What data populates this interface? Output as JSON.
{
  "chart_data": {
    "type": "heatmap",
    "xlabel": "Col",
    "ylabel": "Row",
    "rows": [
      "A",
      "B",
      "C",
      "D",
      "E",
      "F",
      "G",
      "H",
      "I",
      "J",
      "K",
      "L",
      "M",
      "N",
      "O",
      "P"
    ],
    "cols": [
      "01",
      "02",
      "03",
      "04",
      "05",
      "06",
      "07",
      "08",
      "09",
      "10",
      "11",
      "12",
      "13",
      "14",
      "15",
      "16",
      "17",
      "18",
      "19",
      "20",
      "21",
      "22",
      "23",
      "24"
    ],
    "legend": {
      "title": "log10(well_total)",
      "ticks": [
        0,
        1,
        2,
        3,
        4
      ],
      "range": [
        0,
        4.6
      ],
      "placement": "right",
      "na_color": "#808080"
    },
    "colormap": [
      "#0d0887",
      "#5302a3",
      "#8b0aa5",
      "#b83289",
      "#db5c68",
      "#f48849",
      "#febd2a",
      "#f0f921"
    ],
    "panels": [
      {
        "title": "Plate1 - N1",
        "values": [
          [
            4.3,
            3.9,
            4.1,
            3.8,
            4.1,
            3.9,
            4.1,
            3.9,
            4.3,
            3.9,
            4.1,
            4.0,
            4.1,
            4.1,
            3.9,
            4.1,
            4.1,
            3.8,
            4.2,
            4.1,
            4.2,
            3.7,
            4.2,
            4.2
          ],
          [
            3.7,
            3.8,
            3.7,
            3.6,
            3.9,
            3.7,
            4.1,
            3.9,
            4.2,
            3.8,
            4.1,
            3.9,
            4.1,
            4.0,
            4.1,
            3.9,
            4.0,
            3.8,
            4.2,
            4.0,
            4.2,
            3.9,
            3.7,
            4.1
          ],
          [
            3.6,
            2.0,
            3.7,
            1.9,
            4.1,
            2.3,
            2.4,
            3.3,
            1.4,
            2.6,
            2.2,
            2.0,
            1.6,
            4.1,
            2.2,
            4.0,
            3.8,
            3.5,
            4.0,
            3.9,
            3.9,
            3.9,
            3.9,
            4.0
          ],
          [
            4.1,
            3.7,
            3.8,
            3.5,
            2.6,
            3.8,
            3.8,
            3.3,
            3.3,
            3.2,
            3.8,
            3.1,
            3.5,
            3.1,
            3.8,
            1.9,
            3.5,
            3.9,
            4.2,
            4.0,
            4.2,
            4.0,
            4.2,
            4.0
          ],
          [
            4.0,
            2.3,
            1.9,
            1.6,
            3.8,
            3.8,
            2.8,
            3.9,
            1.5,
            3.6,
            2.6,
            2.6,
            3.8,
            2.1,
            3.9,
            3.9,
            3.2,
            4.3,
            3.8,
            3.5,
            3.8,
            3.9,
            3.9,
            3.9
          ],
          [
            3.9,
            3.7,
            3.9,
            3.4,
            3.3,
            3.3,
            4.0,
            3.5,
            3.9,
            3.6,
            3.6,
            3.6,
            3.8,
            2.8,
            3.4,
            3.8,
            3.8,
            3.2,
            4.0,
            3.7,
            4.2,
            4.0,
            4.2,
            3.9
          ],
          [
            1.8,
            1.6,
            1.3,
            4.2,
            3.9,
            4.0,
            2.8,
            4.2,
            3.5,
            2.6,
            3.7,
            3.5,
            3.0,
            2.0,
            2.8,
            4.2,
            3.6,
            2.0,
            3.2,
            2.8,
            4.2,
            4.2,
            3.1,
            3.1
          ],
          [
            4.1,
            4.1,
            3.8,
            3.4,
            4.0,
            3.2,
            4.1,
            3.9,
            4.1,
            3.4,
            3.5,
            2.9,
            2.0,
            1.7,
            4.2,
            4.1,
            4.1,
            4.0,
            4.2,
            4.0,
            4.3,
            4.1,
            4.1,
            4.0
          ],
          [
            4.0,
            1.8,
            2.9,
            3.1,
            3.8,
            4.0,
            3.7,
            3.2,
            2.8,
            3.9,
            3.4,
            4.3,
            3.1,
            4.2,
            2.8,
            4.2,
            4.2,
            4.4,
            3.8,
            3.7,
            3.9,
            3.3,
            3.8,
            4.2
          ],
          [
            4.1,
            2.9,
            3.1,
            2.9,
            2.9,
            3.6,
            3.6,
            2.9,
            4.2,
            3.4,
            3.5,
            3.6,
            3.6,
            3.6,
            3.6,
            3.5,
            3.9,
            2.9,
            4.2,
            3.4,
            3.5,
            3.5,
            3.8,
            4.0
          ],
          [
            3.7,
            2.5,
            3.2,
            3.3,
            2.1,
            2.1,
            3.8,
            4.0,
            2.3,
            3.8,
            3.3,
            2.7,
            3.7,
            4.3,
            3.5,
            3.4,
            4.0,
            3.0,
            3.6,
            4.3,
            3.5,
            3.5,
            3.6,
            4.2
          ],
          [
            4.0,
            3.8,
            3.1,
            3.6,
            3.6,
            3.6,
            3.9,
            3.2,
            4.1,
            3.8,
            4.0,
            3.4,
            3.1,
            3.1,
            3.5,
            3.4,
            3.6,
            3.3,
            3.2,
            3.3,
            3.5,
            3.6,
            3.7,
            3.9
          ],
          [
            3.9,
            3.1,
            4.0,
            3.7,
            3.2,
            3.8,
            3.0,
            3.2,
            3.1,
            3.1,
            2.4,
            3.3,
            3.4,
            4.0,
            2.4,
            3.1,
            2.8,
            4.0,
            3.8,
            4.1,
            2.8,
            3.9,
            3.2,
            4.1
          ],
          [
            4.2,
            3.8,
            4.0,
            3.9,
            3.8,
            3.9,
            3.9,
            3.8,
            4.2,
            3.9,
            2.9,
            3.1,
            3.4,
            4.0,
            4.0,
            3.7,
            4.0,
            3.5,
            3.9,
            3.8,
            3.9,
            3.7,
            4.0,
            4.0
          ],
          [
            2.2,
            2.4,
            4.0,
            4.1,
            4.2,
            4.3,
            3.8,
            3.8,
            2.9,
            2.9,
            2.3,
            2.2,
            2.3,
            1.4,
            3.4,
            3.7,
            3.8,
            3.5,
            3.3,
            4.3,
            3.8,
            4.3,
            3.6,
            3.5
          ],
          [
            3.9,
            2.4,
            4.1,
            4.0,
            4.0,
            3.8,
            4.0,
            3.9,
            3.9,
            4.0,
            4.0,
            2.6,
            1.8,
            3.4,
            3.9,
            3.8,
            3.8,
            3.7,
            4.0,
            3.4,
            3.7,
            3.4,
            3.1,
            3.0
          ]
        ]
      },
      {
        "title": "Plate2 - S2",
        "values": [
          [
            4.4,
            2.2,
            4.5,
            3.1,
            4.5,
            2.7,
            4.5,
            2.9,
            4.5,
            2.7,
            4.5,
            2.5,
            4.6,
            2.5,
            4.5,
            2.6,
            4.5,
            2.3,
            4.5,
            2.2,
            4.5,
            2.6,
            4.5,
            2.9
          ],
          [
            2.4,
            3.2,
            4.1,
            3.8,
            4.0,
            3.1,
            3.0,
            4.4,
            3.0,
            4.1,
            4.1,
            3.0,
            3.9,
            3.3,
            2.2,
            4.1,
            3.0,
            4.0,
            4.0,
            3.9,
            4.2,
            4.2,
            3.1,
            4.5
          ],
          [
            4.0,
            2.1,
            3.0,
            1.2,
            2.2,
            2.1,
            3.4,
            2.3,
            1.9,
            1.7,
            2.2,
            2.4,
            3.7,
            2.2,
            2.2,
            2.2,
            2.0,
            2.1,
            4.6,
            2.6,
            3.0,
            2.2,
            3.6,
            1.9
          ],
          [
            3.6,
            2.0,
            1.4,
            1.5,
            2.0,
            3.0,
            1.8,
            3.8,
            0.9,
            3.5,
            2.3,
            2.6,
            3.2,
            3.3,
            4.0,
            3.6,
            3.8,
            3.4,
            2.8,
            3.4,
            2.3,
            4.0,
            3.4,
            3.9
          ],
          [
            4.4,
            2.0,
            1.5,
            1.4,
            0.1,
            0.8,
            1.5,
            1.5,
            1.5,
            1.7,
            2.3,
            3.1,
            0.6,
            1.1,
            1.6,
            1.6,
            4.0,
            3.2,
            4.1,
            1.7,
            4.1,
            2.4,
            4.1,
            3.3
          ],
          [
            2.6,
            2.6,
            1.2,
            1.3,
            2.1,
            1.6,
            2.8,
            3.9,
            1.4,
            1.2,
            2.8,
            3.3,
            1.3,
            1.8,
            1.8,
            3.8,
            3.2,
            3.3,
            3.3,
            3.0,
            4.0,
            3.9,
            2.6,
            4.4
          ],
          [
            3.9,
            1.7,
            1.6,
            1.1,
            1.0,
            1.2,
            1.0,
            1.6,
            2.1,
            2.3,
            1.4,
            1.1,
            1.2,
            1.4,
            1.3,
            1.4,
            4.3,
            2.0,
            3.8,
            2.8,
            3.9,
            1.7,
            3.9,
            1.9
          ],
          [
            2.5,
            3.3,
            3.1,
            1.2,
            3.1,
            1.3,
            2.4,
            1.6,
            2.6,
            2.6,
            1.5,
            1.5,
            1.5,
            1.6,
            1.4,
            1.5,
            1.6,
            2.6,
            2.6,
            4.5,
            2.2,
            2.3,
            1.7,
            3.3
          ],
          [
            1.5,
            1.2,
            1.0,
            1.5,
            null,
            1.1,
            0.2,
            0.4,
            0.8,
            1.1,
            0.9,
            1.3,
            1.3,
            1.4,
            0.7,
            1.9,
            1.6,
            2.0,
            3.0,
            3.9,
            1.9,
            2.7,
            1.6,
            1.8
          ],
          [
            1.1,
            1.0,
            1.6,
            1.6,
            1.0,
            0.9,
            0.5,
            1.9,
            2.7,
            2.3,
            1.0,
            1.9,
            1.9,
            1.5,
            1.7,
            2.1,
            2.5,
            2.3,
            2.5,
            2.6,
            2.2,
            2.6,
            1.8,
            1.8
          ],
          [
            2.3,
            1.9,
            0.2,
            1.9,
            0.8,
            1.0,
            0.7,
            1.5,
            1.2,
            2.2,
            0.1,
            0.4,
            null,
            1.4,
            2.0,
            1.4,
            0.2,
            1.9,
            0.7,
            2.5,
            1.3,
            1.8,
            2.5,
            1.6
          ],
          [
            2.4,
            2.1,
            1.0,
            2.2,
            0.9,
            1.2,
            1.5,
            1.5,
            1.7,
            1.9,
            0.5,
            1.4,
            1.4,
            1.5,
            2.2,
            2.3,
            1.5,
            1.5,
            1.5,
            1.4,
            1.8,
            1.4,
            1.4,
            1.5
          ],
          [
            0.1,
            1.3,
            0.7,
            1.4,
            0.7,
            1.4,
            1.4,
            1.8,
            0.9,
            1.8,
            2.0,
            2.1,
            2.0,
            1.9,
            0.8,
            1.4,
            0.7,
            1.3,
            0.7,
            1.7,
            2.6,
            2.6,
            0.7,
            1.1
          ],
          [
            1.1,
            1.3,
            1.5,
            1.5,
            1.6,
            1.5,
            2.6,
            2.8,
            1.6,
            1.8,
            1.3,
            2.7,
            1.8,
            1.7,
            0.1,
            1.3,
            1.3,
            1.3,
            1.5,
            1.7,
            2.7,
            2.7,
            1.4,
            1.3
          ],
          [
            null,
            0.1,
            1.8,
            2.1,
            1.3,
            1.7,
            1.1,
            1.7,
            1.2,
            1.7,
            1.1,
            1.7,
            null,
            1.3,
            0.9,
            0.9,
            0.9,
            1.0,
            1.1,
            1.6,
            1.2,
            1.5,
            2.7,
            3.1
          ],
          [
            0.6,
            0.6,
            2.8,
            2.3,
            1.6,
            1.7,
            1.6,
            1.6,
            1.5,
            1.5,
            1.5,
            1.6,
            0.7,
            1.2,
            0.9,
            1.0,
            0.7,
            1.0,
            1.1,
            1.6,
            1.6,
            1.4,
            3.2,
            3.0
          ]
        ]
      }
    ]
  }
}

# [DO THIS]
In the data above, count the lines where the word "title" appears; reply with the number only.

# [SOLVED PROBLEM]
3